=== EXERCISE AIM ===
Examine the records and identify each line that includes the string "抛物线与". Copy those lines.

[Source records]
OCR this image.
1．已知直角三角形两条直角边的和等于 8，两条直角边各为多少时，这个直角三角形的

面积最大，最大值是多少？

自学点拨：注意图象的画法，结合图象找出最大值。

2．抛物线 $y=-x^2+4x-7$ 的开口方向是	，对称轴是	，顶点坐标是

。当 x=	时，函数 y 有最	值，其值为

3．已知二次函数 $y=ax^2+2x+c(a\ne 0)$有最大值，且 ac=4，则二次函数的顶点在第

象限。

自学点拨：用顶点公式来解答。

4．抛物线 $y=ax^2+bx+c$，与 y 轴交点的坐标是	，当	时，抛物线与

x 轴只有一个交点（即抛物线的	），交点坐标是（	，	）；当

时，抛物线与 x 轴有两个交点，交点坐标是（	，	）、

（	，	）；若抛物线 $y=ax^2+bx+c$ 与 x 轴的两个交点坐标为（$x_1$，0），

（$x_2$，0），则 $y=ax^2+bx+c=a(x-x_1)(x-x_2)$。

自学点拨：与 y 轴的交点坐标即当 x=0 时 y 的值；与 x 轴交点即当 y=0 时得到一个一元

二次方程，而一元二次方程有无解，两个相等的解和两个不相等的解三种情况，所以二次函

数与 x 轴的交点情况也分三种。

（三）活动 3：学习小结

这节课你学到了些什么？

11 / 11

=== FULL ANSWER ===
4．抛物线 $y=ax^2+bx+c$，与 y 轴交点的坐标是	，当	时，抛物线与
时，抛物线与 x 轴有两个交点，交点坐标是（	，	）、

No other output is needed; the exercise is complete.